[Directive] Send back the records in full, character for character.

++++ Given data

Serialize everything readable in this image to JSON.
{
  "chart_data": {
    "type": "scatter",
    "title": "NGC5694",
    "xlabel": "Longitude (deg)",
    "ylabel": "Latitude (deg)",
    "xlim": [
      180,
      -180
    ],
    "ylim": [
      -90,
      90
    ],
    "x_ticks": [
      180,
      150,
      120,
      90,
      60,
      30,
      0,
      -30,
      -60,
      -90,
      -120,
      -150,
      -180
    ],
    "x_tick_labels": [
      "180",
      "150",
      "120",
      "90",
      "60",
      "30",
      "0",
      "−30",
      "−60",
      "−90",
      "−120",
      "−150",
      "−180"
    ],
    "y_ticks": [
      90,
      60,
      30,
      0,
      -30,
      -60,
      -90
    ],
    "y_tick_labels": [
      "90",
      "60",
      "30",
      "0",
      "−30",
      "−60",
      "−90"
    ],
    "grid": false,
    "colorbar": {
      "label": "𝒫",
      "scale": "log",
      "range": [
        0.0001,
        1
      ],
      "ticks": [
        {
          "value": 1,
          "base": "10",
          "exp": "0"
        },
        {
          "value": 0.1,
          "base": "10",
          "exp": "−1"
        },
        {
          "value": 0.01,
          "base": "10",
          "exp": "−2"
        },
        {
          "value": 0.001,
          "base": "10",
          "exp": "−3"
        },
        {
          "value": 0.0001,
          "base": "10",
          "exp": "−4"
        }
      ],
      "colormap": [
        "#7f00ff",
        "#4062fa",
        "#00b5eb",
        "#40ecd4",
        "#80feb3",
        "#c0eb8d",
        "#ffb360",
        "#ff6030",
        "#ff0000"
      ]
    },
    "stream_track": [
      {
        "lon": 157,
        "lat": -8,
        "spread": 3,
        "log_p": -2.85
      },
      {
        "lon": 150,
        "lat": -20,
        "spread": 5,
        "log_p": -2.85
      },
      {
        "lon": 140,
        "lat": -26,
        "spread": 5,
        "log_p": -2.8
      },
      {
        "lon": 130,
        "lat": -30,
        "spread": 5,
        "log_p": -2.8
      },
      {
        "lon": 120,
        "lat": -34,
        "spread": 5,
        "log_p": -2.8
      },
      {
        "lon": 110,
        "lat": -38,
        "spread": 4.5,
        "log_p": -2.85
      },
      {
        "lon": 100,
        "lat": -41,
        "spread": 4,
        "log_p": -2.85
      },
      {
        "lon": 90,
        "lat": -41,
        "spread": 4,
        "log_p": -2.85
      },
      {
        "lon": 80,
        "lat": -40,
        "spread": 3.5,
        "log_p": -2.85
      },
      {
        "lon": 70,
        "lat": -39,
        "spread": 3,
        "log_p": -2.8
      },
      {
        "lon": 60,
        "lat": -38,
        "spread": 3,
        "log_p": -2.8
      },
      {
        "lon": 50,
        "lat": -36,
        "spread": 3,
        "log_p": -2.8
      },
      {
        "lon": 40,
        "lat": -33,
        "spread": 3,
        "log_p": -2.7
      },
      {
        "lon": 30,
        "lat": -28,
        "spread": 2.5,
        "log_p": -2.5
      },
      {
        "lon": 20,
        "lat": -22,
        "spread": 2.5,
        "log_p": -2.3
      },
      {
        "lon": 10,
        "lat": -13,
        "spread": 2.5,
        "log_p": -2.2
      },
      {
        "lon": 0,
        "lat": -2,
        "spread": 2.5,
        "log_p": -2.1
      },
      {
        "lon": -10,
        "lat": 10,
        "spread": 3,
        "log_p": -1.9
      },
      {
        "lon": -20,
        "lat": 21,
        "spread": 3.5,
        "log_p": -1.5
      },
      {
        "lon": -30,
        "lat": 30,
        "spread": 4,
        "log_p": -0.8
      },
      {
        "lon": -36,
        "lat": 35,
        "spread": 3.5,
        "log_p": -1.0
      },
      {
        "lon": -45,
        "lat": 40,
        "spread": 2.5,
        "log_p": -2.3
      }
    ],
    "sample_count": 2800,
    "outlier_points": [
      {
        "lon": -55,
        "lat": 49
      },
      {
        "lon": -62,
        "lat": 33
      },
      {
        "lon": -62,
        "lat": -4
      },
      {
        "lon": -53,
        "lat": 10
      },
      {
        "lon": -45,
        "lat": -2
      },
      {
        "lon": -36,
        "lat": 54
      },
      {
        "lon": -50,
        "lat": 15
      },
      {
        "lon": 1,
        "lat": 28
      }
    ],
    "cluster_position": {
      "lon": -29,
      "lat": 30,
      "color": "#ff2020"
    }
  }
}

++++++++

[Correct result]
Serialize everything readable in this image to JSON.
{
  "chart_data": {
    "type": "scatter",
    "title": "NGC5694",
    "xlabel": "Longitude (deg)",
    "ylabel": "Latitude (deg)",
    "xlim": [
      180,
      -180
    ],
    "ylim": [
      -90,
      90
    ],
    "x_ticks": [
      180,
      150,
      120,
      90,
      60,
      30,
      0,
      -30,
      -60,
      -90,
      -120,
      -150,
      -180
    ],
    "x_tick_labels": [
      "180",
      "150",
      "120",
      "90",
      "60",
      "30",
      "0",
      "−30",
      "−60",
      "−90",
      "−120",
      "−150",
      "−180"
    ],
    "y_ticks": [
      90,
      60,
      30,
      0,
      -30,
      -60,
      -90
    ],
    "y_tick_labels": [
      "90",
      "60",
      "30",
      "0",
      "−30",
      "−60",
      "−90"
    ],
    "grid": false,
    "colorbar": {
      "label": "𝒫",
      "scale": "log",
      "range": [
        0.0001,
        1
      ],
      "ticks": [
        {
          "value": 1,
          "base": "10",
          "exp": "0"
        },
        {
          "value": 0.1,
          "base": "10",
          "exp": "−1"
        },
        {
          "value": 0.01,
          "base": "10",
          "exp": "−2"
        },
        {
          "value": 0.001,
          "base": "10",
          "exp": "−3"
        },
        {
          "value": 0.0001,
          "base": "10",
          "exp": "−4"
        }
      ],
      "colormap": [
        "#7f00ff",
        "#4062fa",
        "#00b5eb",
        "#40ecd4",
        "#80feb3",
        "#c0eb8d",
        "#ffb360",
        "#ff6030",
        "#ff0000"
      ]
    },
    "stream_track": [
      {
        "lon": 157,
        "lat": -8,
        "spread": 3,
        "log_p": -2.85
      },
      {
        "lon": 150,
        "lat": -20,
        "spread": 5,
        "log_p": -2.85
      },
      {
        "lon": 140,
        "lat": -26,
        "spread": 5,
        "log_p": -2.8
      },
      {
        "lon": 130,
        "lat": -30,
        "spread": 5,
        "log_p": -2.8
      },
      {
        "lon": 120,
        "lat": -34,
        "spread": 5,
        "log_p": -2.8
      },
      {
        "lon": 110,
        "lat": -38,
        "spread": 4.5,
        "log_p": -2.85
      },
      {
        "lon": 100,
        "lat": -41,
        "spread": 4,
        "log_p": -2.85
      },
      {
        "lon": 90,
        "lat": -41,
        "spread": 4,
        "log_p": -2.85
      },
      {
        "lon": 80,
        "lat": -40,
        "spread": 3.5,
        "log_p": -2.85
      },
      {
        "lon": 70,
        "lat": -39,
        "spread": 3,
        "log_p": -2.8
      },
      {
        "lon": 60,
        "lat": -38,
        "spread": 3,
        "log_p": -2.8
      },
      {
        "lon": 50,
        "lat": -36,
        "spread": 3,
        "log_p": -2.8
      },
      {
        "lon": 40,
        "lat": -33,
        "spread": 3,
        "log_p": -2.7
      },
      {
        "lon": 30,
        "lat": -28,
        "spread": 2.5,
        "log_p": -2.5
      },
      {
        "lon": 20,
        "lat": -22,
        "spread": 2.5,
        "log_p": -2.3
      },
      {
        "lon": 10,
        "lat": -13,
        "spread": 2.5,
        "log_p": -2.2
      },
      {
        "lon": 0,
        "lat": -2,
        "spread": 2.5,
        "log_p": -2.1
      },
      {
        "lon": -10,
        "lat": 10,
        "spread": 3,
        "log_p": -1.9
      },
      {
        "lon": -20,
        "lat": 21,
        "spread": 3.5,
        "log_p": -1.5
      },
      {
        "lon": -30,
        "lat": 30,
        "spread": 4,
        "log_p": -0.8
      },
      {
        "lon": -36,
        "lat": 35,
        "spread": 3.5,
        "log_p": -1.0
      },
      {
        "lon": -45,
        "lat": 40,
        "spread": 2.5,
        "log_p": -2.3
      }
    ],
    "sample_count": 2800,
    "outlier_points": [
      {
        "lon": -55,
        "lat": 49
      },
      {
        "lon": -62,
        "lat": 33
      },
      {
        "lon": -62,
        "lat": -4
      },
      {
        "lon": -53,
        "lat": 10
      },
      {
        "lon": -45,
        "lat": -2
      },
      {
        "lon": -36,
        "lat": 54
      },
      {
        "lon": -50,
        "lat": 15
      },
      {
        "lon": 1,
        "lat": 28
      }
    ],
    "cluster_position": {
      "lon": -29,
      "lat": 30,
      "color": "#ff2020"
    }
  }
}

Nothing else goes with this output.